*Problem to work on:* Make an exact copy of the records, with the images left out.

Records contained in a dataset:
"""

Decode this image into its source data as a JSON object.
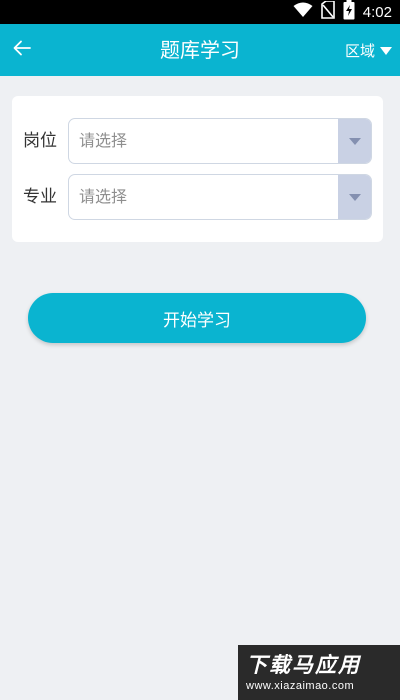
{
  "status_bar": {
    "time": "4:02",
    "icons": [
      "wifi-icon",
      "no-sim-icon",
      "battery-charging-icon"
    ]
  },
  "app_bar": {
    "back_icon": "arrow-left-icon",
    "title": "题库学习",
    "region_label": "区域",
    "region_icon": "caret-down-icon"
  },
  "form": {
    "fields": [
      {
        "label": "岗位",
        "placeholder": "请选择",
        "arrow_icon": "dropdown-arrow-icon"
      },
      {
        "label": "专业",
        "placeholder": "请选择",
        "arrow_icon": "dropdown-arrow-icon"
      }
    ]
  },
  "actions": {
    "start_label": "开始学习"
  },
  "watermark": {
    "title": "下载马应用",
    "url": "www.xiazaimao.com"
  },
  "colors": {
    "primary": "#0ab4d0",
    "background": "#eef0f3",
    "select_border": "#cfd7e3",
    "select_arrow_bg": "#c9d1e4",
    "placeholder": "#8f8f8f"
  }
}
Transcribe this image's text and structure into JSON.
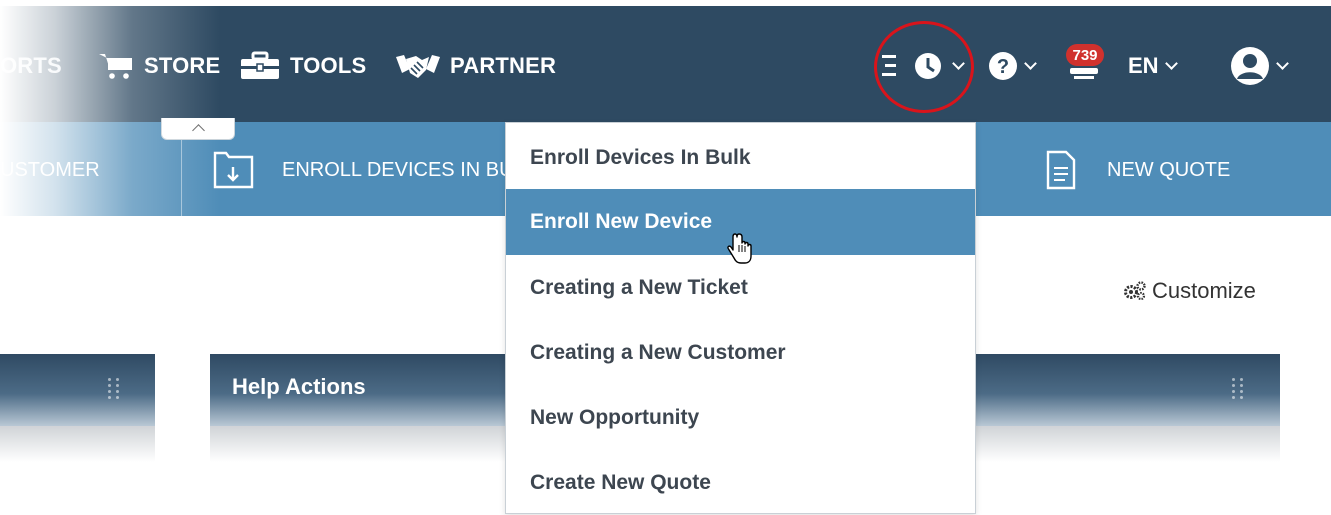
{
  "topnav": {
    "items": [
      {
        "label": "ORTS",
        "icon": "reports-icon"
      },
      {
        "label": "STORE",
        "icon": "cart-icon"
      },
      {
        "label": "TOOLS",
        "icon": "toolbox-icon"
      },
      {
        "label": "PARTNER",
        "icon": "handshake-icon"
      }
    ],
    "notification_count": "739",
    "language": "EN",
    "colors": {
      "bar": "#2e4a62",
      "badge": "#d0312d",
      "highlight": "#d9141b"
    }
  },
  "quickbar": {
    "items": [
      {
        "label": "USTOMER"
      },
      {
        "label": "ENROLL DEVICES IN BU",
        "icon": "enroll-bulk-icon"
      },
      {
        "label": "NEW QUOTE",
        "icon": "document-icon"
      }
    ],
    "color": "#4f8db8"
  },
  "dropdown": {
    "items": [
      {
        "label": "Enroll Devices In Bulk"
      },
      {
        "label": "Enroll New Device",
        "active": true
      },
      {
        "label": "Creating a New Ticket"
      },
      {
        "label": "Creating a New Customer"
      },
      {
        "label": "New Opportunity"
      },
      {
        "label": "Create New Quote"
      }
    ]
  },
  "dashboard": {
    "customize_label": "Customize",
    "widgets": [
      {
        "title": ""
      },
      {
        "title": "Help Actions"
      }
    ]
  }
}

"""

*Exercise output:*
Decode this image into its source data as a JSON object.
{
  "status_bar": {
    "time": "4:02",
    "icons": [
      "wifi-icon",
      "no-sim-icon",
      "battery-charging-icon"
    ]
  },
  "app_bar": {
    "back_icon": "arrow-left-icon",
    "title": "题库学习",
    "region_label": "区域",
    "region_icon": "caret-down-icon"
  },
  "form": {
    "fields": [
      {
        "label": "岗位",
        "placeholder": "请选择",
        "arrow_icon": "dropdown-arrow-icon"
      },
      {
        "label": "专业",
        "placeholder": "请选择",
        "arrow_icon": "dropdown-arrow-icon"
      }
    ]
  },
  "actions": {
    "start_label": "开始学习"
  },
  "watermark": {
    "title": "下载马应用",
    "url": "www.xiazaimao.com"
  },
  "colors": {
    "primary": "#0ab4d0",
    "background": "#eef0f3",
    "select_border": "#cfd7e3",
    "select_arrow_bg": "#c9d1e4",
    "placeholder": "#8f8f8f"
  }
}
Transcribe this image's text and structure into JSON.
{
  "topnav": {
    "items": [
      {
        "label": "ORTS",
        "icon": "reports-icon"
      },
      {
        "label": "STORE",
        "icon": "cart-icon"
      },
      {
        "label": "TOOLS",
        "icon": "toolbox-icon"
      },
      {
        "label": "PARTNER",
        "icon": "handshake-icon"
      }
    ],
    "notification_count": "739",
    "language": "EN",
    "colors": {
      "bar": "#2e4a62",
      "badge": "#d0312d",
      "highlight": "#d9141b"
    }
  },
  "quickbar": {
    "items": [
      {
        "label": "USTOMER"
      },
      {
        "label": "ENROLL DEVICES IN BU",
        "icon": "enroll-bulk-icon"
      },
      {
        "label": "NEW QUOTE",
        "icon": "document-icon"
      }
    ],
    "color": "#4f8db8"
  },
  "dropdown": {
    "items": [
      {
        "label": "Enroll Devices In Bulk"
      },
      {
        "label": "Enroll New Device",
        "active": true
      },
      {
        "label": "Creating a New Ticket"
      },
      {
        "label": "Creating a New Customer"
      },
      {
        "label": "New Opportunity"
      },
      {
        "label": "Create New Quote"
      }
    ]
  },
  "dashboard": {
    "customize_label": "Customize",
    "widgets": [
      {
        "title": ""
      },
      {
        "title": "Help Actions"
      }
    ]
  }
}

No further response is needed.